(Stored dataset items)
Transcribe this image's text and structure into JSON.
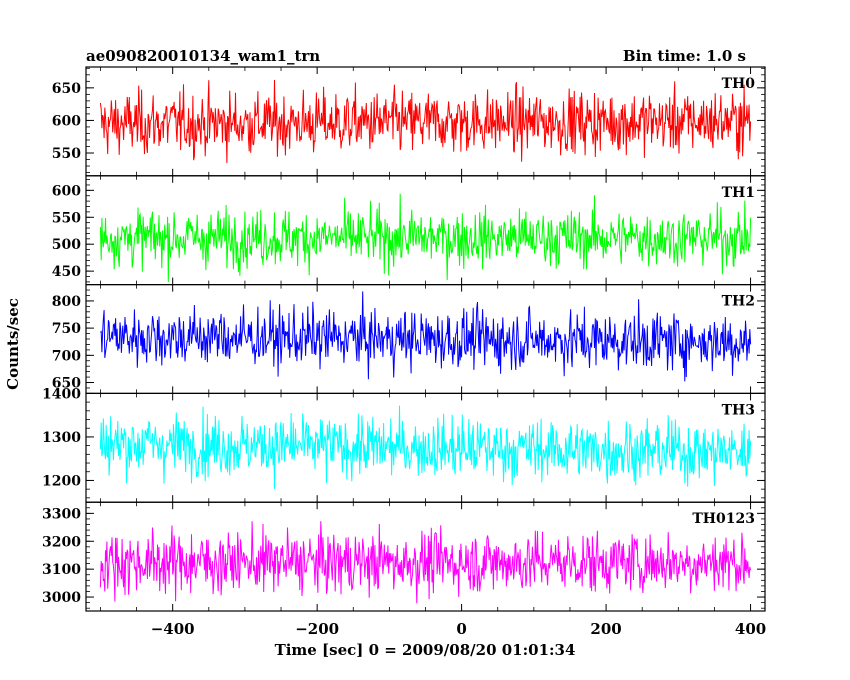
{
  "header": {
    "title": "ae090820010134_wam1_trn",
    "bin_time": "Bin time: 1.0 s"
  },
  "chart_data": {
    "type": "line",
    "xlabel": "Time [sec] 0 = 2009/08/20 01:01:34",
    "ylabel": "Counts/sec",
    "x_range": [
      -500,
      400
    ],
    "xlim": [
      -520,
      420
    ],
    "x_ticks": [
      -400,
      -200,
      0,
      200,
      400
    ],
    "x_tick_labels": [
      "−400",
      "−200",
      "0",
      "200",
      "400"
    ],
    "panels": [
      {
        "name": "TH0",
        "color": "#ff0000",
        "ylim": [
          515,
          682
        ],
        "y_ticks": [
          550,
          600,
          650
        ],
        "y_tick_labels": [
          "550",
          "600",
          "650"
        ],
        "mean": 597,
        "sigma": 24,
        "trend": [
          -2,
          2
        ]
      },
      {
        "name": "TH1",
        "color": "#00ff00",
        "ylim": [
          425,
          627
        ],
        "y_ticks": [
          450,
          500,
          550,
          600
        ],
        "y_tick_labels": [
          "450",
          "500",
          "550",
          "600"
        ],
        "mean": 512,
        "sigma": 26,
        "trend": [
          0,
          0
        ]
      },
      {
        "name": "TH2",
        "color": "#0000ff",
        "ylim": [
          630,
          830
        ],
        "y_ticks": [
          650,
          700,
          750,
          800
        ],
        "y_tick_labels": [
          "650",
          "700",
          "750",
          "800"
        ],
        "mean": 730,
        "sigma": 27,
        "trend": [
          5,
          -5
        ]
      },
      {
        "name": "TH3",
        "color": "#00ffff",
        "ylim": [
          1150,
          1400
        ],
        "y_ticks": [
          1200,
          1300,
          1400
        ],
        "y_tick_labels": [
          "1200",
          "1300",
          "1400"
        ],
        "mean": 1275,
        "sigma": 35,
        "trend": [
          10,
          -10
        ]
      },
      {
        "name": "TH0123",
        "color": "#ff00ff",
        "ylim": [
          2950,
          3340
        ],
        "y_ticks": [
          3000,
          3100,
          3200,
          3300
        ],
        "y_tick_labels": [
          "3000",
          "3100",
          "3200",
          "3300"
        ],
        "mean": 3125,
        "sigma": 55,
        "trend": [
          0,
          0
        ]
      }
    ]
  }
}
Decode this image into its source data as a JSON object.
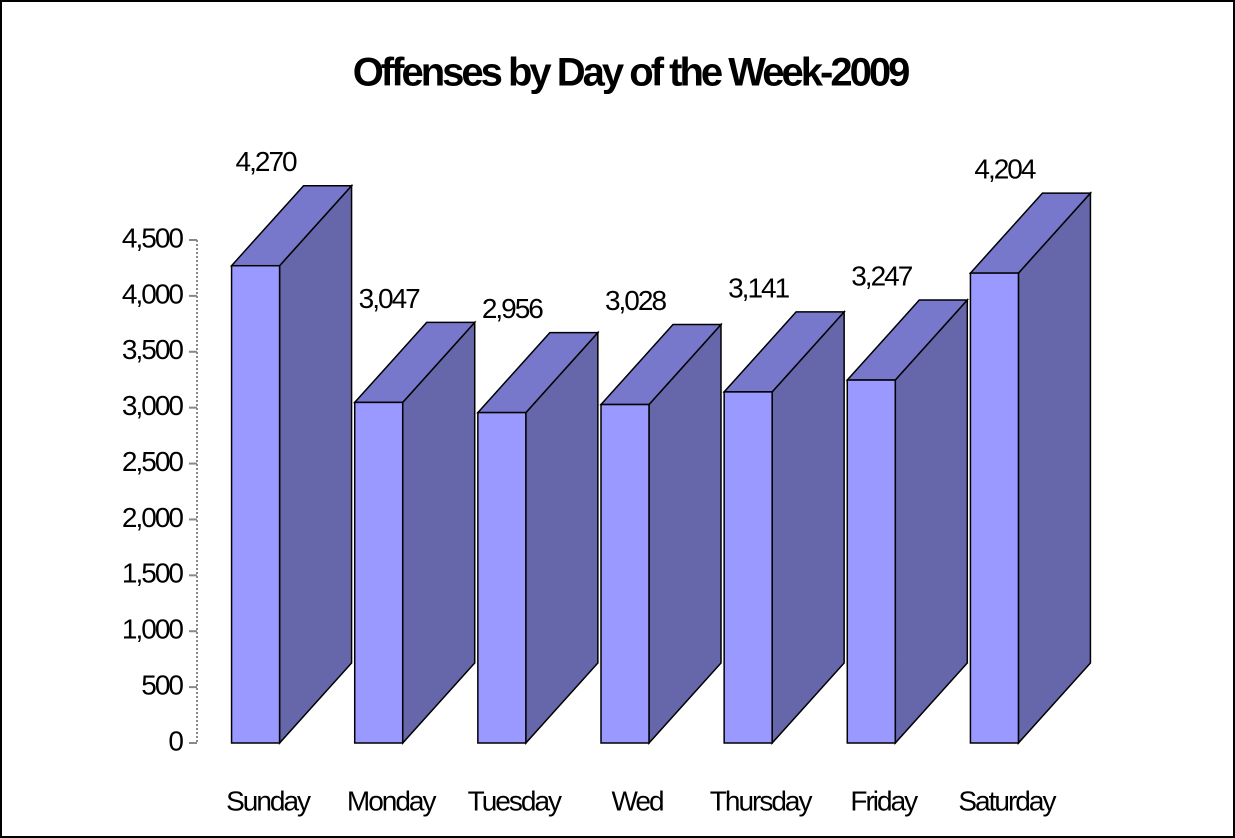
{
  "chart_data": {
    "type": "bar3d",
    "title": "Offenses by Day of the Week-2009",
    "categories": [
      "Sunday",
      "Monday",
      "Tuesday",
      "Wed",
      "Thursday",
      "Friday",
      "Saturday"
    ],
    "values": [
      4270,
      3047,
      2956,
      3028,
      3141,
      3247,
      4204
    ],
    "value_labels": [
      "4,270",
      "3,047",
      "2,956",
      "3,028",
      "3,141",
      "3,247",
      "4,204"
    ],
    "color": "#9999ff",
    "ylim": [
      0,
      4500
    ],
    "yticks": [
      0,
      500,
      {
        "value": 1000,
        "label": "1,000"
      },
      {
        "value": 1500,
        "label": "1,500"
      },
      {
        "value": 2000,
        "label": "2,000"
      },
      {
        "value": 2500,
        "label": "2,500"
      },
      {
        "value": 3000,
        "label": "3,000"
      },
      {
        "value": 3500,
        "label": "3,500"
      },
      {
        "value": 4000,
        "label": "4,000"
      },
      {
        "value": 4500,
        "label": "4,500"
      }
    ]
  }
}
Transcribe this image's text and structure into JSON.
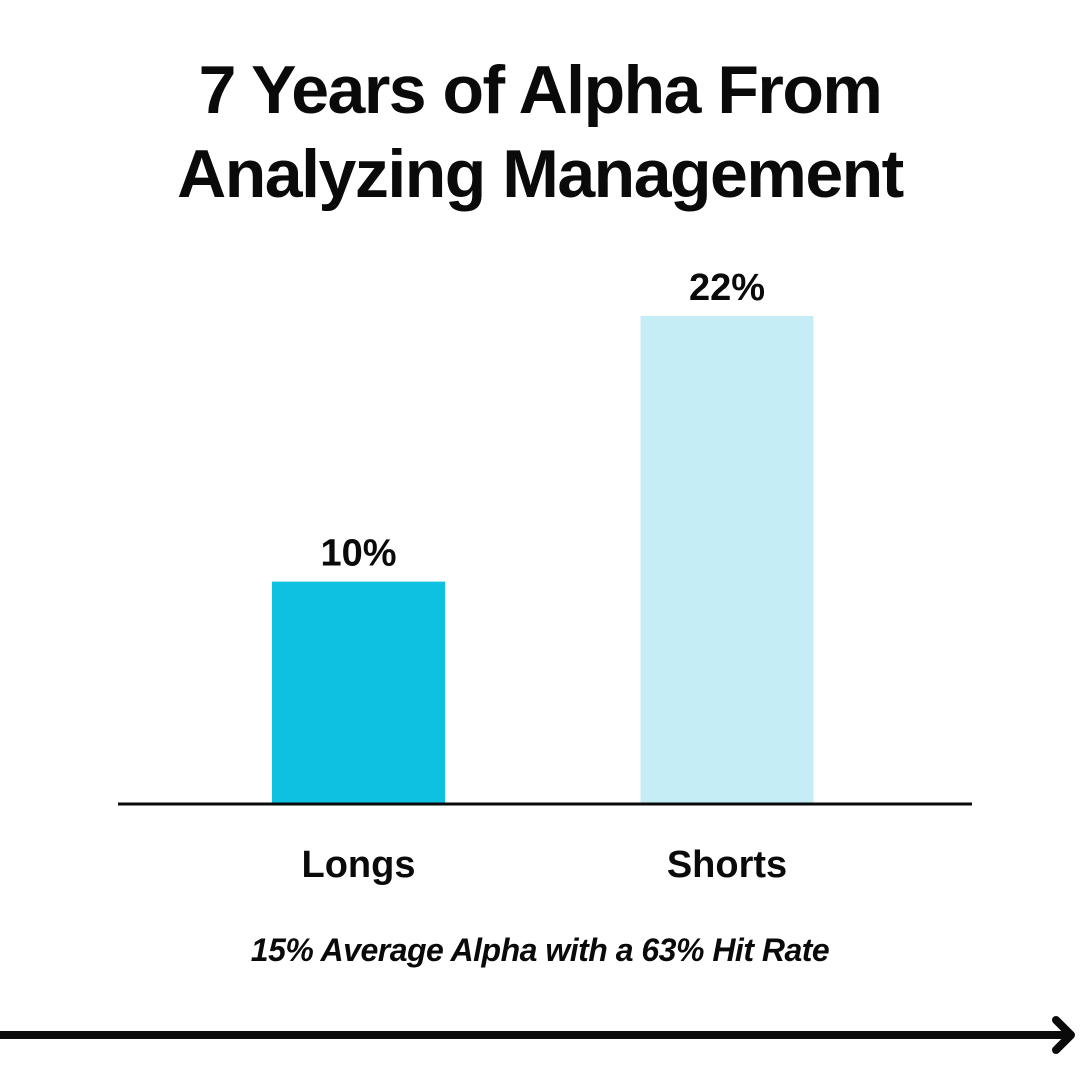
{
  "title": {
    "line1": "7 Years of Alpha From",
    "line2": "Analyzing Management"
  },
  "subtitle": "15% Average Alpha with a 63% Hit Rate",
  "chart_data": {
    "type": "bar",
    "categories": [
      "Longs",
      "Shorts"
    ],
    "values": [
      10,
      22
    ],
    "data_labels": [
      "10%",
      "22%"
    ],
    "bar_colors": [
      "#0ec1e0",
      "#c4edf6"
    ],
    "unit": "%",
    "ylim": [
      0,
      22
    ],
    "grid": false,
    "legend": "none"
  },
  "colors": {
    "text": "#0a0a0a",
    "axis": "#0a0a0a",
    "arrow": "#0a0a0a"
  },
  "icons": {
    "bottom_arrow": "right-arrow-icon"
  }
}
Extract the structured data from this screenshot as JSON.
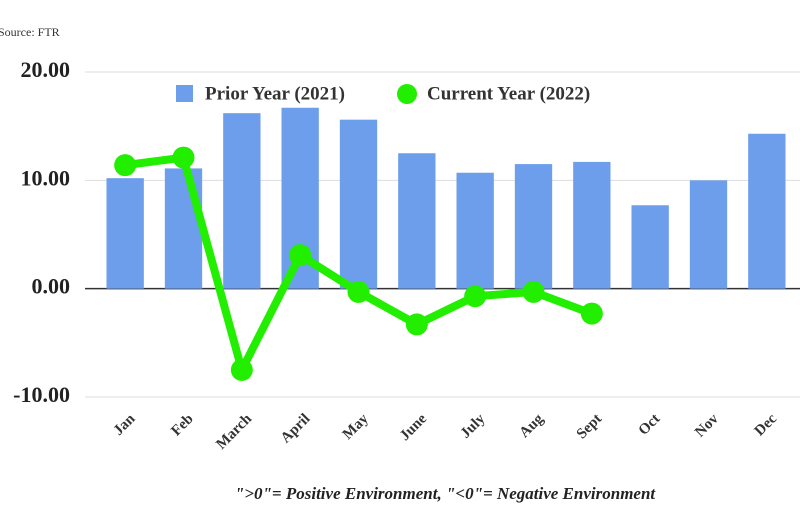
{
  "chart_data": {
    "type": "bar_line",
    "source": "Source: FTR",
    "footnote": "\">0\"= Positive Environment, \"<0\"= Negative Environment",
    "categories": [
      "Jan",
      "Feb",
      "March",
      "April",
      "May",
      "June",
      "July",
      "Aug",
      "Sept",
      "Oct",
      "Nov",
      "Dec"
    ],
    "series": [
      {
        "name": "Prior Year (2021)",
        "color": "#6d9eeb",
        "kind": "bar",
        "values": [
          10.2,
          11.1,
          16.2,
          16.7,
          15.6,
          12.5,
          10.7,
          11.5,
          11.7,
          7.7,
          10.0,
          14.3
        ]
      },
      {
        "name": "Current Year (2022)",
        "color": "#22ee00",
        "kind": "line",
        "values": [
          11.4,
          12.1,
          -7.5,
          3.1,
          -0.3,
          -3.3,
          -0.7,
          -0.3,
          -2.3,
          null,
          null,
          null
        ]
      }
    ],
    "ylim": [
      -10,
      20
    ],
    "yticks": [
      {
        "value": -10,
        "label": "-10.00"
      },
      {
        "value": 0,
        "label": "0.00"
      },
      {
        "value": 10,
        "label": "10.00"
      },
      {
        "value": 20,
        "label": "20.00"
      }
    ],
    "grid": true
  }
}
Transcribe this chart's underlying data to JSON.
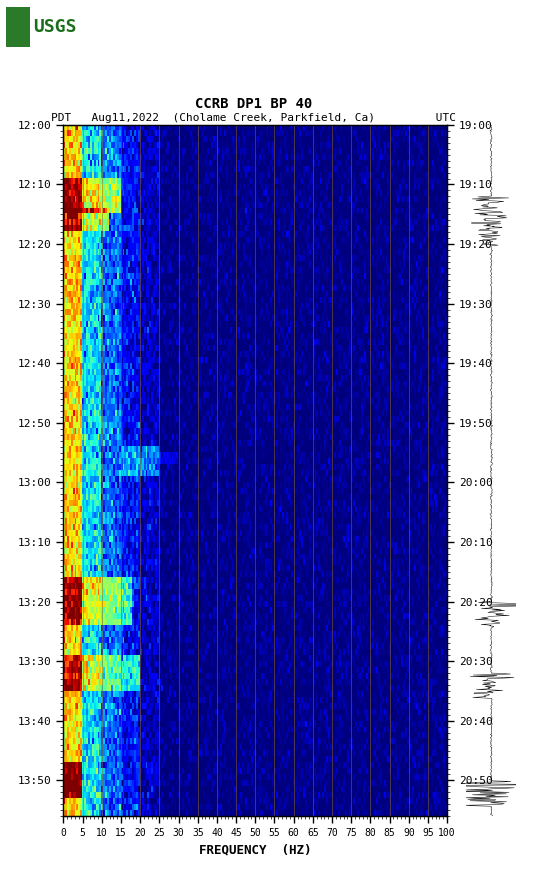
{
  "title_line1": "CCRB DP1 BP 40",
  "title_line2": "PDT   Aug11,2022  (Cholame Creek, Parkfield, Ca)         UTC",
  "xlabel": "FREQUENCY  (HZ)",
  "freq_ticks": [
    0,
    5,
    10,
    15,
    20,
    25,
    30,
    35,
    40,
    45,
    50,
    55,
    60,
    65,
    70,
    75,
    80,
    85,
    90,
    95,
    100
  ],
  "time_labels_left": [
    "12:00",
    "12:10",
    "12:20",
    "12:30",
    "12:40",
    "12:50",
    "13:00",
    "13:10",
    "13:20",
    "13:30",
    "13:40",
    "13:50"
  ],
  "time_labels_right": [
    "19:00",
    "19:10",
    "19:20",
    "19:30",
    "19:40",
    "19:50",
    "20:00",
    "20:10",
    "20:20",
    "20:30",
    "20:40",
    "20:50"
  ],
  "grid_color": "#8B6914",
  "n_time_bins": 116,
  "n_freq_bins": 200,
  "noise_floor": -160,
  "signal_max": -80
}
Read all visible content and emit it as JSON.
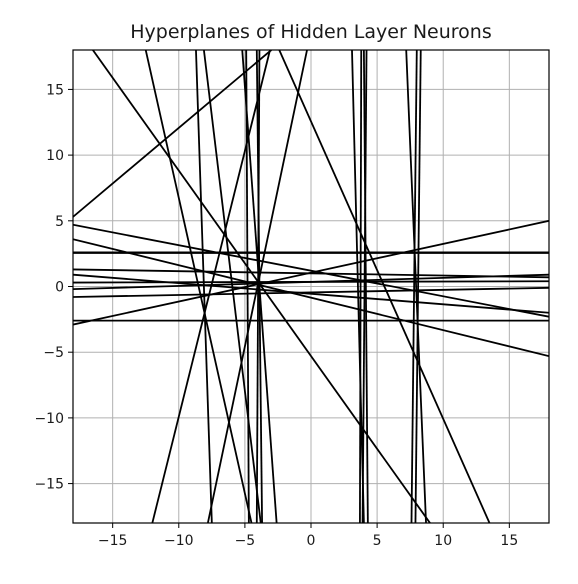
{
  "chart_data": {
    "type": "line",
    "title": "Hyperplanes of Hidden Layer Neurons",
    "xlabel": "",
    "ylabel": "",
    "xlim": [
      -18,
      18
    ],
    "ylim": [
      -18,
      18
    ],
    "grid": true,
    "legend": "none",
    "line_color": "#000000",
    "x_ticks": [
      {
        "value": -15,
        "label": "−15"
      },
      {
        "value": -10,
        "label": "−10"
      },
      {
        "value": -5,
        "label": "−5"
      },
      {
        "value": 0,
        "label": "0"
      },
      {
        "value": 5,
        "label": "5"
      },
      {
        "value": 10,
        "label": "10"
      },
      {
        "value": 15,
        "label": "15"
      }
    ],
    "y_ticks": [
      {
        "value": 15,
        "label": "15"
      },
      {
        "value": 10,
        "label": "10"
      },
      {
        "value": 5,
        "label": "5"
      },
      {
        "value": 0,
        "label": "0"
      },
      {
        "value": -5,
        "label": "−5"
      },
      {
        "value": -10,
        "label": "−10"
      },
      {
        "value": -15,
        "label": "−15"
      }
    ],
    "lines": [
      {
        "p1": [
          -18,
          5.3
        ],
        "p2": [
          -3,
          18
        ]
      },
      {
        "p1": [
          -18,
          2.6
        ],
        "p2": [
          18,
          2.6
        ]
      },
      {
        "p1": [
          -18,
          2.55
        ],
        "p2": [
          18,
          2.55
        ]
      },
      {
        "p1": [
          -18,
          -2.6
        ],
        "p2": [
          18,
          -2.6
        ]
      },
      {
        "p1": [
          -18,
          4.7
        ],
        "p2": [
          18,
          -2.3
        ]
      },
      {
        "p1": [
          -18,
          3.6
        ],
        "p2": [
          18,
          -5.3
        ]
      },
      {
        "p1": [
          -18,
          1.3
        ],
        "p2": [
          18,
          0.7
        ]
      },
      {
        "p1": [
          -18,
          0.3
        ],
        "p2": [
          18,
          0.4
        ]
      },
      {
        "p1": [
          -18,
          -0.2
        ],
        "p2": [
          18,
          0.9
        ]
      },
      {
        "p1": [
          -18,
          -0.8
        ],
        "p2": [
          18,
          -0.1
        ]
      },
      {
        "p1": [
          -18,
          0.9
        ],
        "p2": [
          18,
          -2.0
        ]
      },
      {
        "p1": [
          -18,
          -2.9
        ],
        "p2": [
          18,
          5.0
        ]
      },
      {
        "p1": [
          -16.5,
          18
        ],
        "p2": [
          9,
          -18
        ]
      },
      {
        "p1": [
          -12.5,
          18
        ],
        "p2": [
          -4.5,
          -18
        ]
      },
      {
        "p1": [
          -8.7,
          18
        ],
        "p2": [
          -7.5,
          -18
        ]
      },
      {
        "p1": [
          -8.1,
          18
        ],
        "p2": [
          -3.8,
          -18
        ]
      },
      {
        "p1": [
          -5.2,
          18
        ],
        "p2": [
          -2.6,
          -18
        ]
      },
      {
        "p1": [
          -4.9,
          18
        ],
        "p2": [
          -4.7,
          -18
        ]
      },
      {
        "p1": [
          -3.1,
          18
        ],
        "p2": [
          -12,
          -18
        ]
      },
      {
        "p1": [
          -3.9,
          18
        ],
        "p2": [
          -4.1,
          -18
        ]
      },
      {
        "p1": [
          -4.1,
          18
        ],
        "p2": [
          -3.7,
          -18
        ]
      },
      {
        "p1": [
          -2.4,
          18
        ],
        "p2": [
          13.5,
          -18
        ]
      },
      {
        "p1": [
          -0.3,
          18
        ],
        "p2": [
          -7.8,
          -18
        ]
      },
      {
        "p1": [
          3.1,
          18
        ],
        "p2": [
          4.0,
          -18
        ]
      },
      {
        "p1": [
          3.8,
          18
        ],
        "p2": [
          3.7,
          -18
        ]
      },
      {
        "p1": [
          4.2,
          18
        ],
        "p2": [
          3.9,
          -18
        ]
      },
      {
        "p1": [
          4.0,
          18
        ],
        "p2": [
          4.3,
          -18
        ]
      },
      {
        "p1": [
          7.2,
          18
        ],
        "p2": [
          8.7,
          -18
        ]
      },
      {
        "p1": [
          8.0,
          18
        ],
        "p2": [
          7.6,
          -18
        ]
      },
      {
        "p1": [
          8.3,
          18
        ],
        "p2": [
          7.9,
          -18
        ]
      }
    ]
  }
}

* **TASK PROMPT**
Copy out each line that contains the word "mean".

* **WRITTEN ANSWER**
        "mean": 597,
        "mean": 512,
        "mean": 730,
        "mean": 1275,
        "mean": 3125,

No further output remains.